All entries below are to be set down again, identical to the source.
==== DATA TO PROCESS
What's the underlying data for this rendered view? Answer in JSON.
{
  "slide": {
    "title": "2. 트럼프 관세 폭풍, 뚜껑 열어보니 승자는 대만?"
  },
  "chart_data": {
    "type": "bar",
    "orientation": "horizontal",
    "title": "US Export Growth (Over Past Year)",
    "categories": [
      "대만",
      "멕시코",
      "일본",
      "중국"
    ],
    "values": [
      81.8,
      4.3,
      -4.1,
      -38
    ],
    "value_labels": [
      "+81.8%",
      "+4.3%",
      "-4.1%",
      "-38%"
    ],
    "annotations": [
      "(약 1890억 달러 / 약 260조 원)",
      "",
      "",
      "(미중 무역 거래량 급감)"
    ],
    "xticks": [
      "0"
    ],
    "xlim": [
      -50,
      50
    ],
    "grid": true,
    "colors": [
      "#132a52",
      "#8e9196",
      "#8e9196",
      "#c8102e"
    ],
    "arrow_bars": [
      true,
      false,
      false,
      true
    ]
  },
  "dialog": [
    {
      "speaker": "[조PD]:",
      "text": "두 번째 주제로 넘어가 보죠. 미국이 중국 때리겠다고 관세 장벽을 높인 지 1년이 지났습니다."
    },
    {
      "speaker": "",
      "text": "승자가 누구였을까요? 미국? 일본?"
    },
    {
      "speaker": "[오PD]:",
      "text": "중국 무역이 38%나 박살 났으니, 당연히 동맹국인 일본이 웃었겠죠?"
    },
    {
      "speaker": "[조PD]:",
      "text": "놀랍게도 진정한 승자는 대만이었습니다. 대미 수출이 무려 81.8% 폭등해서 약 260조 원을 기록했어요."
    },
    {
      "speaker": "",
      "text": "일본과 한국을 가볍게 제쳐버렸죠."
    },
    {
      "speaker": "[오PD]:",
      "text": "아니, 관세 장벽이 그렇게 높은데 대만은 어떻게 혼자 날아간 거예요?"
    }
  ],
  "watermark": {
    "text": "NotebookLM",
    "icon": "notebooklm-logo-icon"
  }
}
========
§ **FINISHED TASK**:
What's the underlying data for this rendered view? Answer in JSON.
{
  "slide": {
    "title": "2. 트럼프 관세 폭풍, 뚜껑 열어보니 승자는 대만?"
  },
  "chart_data": {
    "type": "bar",
    "orientation": "horizontal",
    "title": "US Export Growth (Over Past Year)",
    "categories": [
      "대만",
      "멕시코",
      "일본",
      "중국"
    ],
    "values": [
      81.8,
      4.3,
      -4.1,
      -38
    ],
    "value_labels": [
      "+81.8%",
      "+4.3%",
      "-4.1%",
      "-38%"
    ],
    "annotations": [
      "(약 1890억 달러 / 약 260조 원)",
      "",
      "",
      "(미중 무역 거래량 급감)"
    ],
    "xticks": [
      "0"
    ],
    "xlim": [
      -50,
      50
    ],
    "grid": true,
    "colors": [
      "#132a52",
      "#8e9196",
      "#8e9196",
      "#c8102e"
    ],
    "arrow_bars": [
      true,
      false,
      false,
      true
    ]
  },
  "dialog": [
    {
      "speaker": "[조PD]:",
      "text": "두 번째 주제로 넘어가 보죠. 미국이 중국 때리겠다고 관세 장벽을 높인 지 1년이 지났습니다."
    },
    {
      "speaker": "",
      "text": "승자가 누구였을까요? 미국? 일본?"
    },
    {
      "speaker": "[오PD]:",
      "text": "중국 무역이 38%나 박살 났으니, 당연히 동맹국인 일본이 웃었겠죠?"
    },
    {
      "speaker": "[조PD]:",
      "text": "놀랍게도 진정한 승자는 대만이었습니다. 대미 수출이 무려 81.8% 폭등해서 약 260조 원을 기록했어요."
    },
    {
      "speaker": "",
      "text": "일본과 한국을 가볍게 제쳐버렸죠."
    },
    {
      "speaker": "[오PD]:",
      "text": "아니, 관세 장벽이 그렇게 높은데 대만은 어떻게 혼자 날아간 거예요?"
    }
  ],
  "watermark": {
    "text": "NotebookLM",
    "icon": "notebooklm-logo-icon"
  }
}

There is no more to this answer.